Challenge: Please update the records below, changing every "sidebar-item-label" to "nav-label" and keeping every other line unchanged. Leave the pictures out of your answer.

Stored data
[BEGIN]
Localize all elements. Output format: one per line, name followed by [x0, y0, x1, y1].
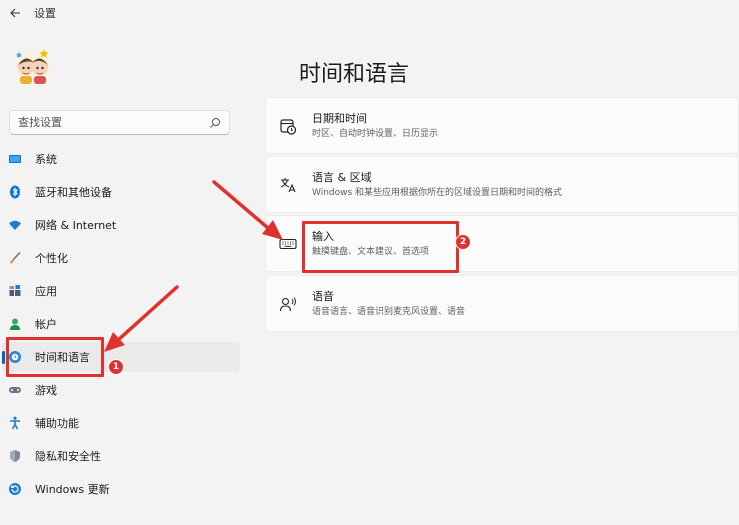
- person-icon: [8, 317, 22, 331]
- card-subtitle: 时区、自动时钟设置、日历显示: [312, 128, 439, 139]
- sidebar-item-bluetooth[interactable]: 蓝牙和其他设备: [2, 177, 240, 207]
- card-subtitle: 语音语言、语音识别麦克风设置、语音: [312, 306, 466, 317]
- step-badge-2: 2: [455, 234, 471, 250]
- sidebar-item-accounts[interactable]: 帐户: [2, 309, 240, 339]
- search-box[interactable]: [9, 110, 230, 135]
- card-typing[interactable]: 输入 触摸键盘、文本建议、首选项: [265, 215, 739, 272]
- shield-icon: [8, 449, 22, 463]
- globe-clock-icon: [8, 350, 22, 364]
- title-bar: 设置: [0, 0, 739, 26]
- card-date-time[interactable]: 日期和时间 时区、自动时钟设置、日历显示: [265, 97, 739, 154]
- back-button[interactable]: [2, 0, 28, 26]
- user-avatar-icon: [14, 49, 52, 87]
- sidebar-item-label: Windows 更新: [35, 483, 110, 496]
- speech-icon: [278, 294, 298, 314]
- avatar[interactable]: [10, 43, 56, 89]
- sidebar-item-label: 帐户: [35, 318, 57, 331]
- update-icon: [8, 482, 22, 496]
- step-badge-1: 1: [108, 359, 124, 375]
- sidebar-item-label: 游戏: [35, 384, 57, 397]
- sidebar-item-label: 系统: [35, 153, 57, 166]
- card-subtitle: 触摸键盘、文本建议、首选项: [312, 246, 430, 257]
- sidebar-item-label: 个性化: [35, 252, 68, 265]
- sidebar-item-label: 隐私和安全性: [35, 450, 101, 463]
- card-title: 语言 & 区域: [312, 170, 372, 184]
- sidebar-item-gaming[interactable]: 游戏: [2, 375, 240, 405]
- sidebar-item-personalization[interactable]: 个性化: [2, 243, 240, 273]
- card-subtitle: Windows 和某些应用根据你所在的区域设置日期和时间的格式: [312, 187, 563, 198]
- sidebar-item-system[interactable]: 系统: [2, 144, 240, 174]
- card-speech[interactable]: 语音 语音语言、语音识别麦克风设置、语音: [265, 275, 739, 332]
- sidebar-item-windows-update[interactable]: Windows 更新: [2, 474, 240, 504]
- card-title: 语音: [312, 289, 334, 303]
- search-input[interactable]: [18, 116, 209, 129]
- calendar-clock-icon: [278, 116, 298, 136]
- sidebar-item-label: 蓝牙和其他设备: [35, 186, 112, 199]
- back-arrow-icon: [10, 8, 20, 18]
- sidebar-item-accessibility[interactable]: 辅助功能: [2, 408, 240, 438]
- sidebar-item-network[interactable]: 网络 & Internet: [2, 210, 240, 240]
- page-title: 时间和语言: [299, 62, 410, 87]
- window-title: 设置: [34, 7, 56, 20]
- monitor-icon: [8, 152, 22, 166]
- keyboard-icon: [278, 234, 298, 254]
- sidebar-item-privacy[interactable]: 隐私和安全性: [2, 441, 240, 471]
- sidebar-item-label: 时间和语言: [35, 351, 90, 364]
- sidebar-item-label: 网络 & Internet: [35, 219, 117, 232]
- accessibility-icon: [8, 416, 22, 430]
- brush-icon: [8, 251, 22, 265]
- gamepad-icon: [8, 383, 22, 397]
- sidebar-item-apps[interactable]: 应用: [2, 276, 240, 306]
- search-icon[interactable]: [209, 117, 221, 129]
- language-icon: [278, 175, 298, 195]
- sidebar-item-label: 辅助功能: [35, 417, 79, 430]
- bluetooth-icon: [8, 185, 22, 199]
- wifi-icon: [8, 218, 22, 232]
- card-title: 输入: [312, 229, 334, 243]
- apps-icon: [8, 284, 22, 298]
- card-title: 日期和时间: [312, 111, 367, 125]
- sidebar-item-label: 应用: [35, 285, 57, 298]
- card-language-region[interactable]: 语言 & 区域 Windows 和某些应用根据你所在的区域设置日期和时间的格式: [265, 156, 739, 213]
[END]
Reply:
Localize all elements. Output format: one per line, name followed by [x0, y0, x1, y1].
- person-icon: [8, 317, 22, 331]
- card-subtitle: 时区、自动时钟设置、日历显示: [312, 128, 439, 139]
- sidebar-item-bluetooth[interactable]: 蓝牙和其他设备: [2, 177, 240, 207]
- card-subtitle: 语音语言、语音识别麦克风设置、语音: [312, 306, 466, 317]
- step-badge-2: 2: [455, 234, 471, 250]
- sidebar-item-accounts[interactable]: 帐户: [2, 309, 240, 339]
- search-box[interactable]: [9, 110, 230, 135]
- card-typing[interactable]: 输入 触摸键盘、文本建议、首选项: [265, 215, 739, 272]
- shield-icon: [8, 449, 22, 463]
- globe-clock-icon: [8, 350, 22, 364]
- title-bar: 设置: [0, 0, 739, 26]
- card-date-time[interactable]: 日期和时间 时区、自动时钟设置、日历显示: [265, 97, 739, 154]
- back-button[interactable]: [2, 0, 28, 26]
- user-avatar-icon: [14, 49, 52, 87]
- nav-label: Windows 更新: [35, 483, 110, 496]
- speech-icon: [278, 294, 298, 314]
- avatar[interactable]: [10, 43, 56, 89]
- nav-label: 帐户: [35, 318, 57, 331]
- update-icon: [8, 482, 22, 496]
- step-badge-1: 1: [108, 359, 124, 375]
- nav-label: 游戏: [35, 384, 57, 397]
- nav-label: 系统: [35, 153, 57, 166]
- card-subtitle: 触摸键盘、文本建议、首选项: [312, 246, 430, 257]
- nav-label: 个性化: [35, 252, 68, 265]
- nav-label: 隐私和安全性: [35, 450, 101, 463]
- card-title: 语言 & 区域: [312, 170, 372, 184]
- sidebar-item-gaming[interactable]: 游戏: [2, 375, 240, 405]
- sidebar-item-personalization[interactable]: 个性化: [2, 243, 240, 273]
- card-subtitle: Windows 和某些应用根据你所在的区域设置日期和时间的格式: [312, 187, 563, 198]
- sidebar-item-system[interactable]: 系统: [2, 144, 240, 174]
- card-speech[interactable]: 语音 语音语言、语音识别麦克风设置、语音: [265, 275, 739, 332]
- sidebar-item-windows-update[interactable]: Windows 更新: [2, 474, 240, 504]
- card-title: 语音: [312, 289, 334, 303]
- search-input[interactable]: [18, 116, 209, 129]
- calendar-clock-icon: [278, 116, 298, 136]
- nav-label: 蓝牙和其他设备: [35, 186, 112, 199]
- back-arrow-icon: [10, 8, 20, 18]
- sidebar-item-accessibility[interactable]: 辅助功能: [2, 408, 240, 438]
- sidebar-item-network[interactable]: 网络 & Internet: [2, 210, 240, 240]
- page-title: 时间和语言: [299, 62, 410, 87]
- window-title: 设置: [34, 7, 56, 20]
- monitor-icon: [8, 152, 22, 166]
- keyboard-icon: [278, 234, 298, 254]
- sidebar-item-privacy[interactable]: 隐私和安全性: [2, 441, 240, 471]
- nav-label: 时间和语言: [35, 351, 90, 364]
- nav-label: 网络 & Internet: [35, 219, 117, 232]
- accessibility-icon: [8, 416, 22, 430]
- brush-icon: [8, 251, 22, 265]
- gamepad-icon: [8, 383, 22, 397]
- sidebar-item-apps[interactable]: 应用: [2, 276, 240, 306]
- search-icon[interactable]: [209, 117, 221, 129]
- language-icon: [278, 175, 298, 195]
- nav-label: 辅助功能: [35, 417, 79, 430]
- bluetooth-icon: [8, 185, 22, 199]
- wifi-icon: [8, 218, 22, 232]
- card-title: 输入: [312, 229, 334, 243]
- apps-icon: [8, 284, 22, 298]
- card-title: 日期和时间: [312, 111, 367, 125]
- nav-label: 应用: [35, 285, 57, 298]
- card-language-region[interactable]: 语言 & 区域 Windows 和某些应用根据你所在的区域设置日期和时间的格式: [265, 156, 739, 213]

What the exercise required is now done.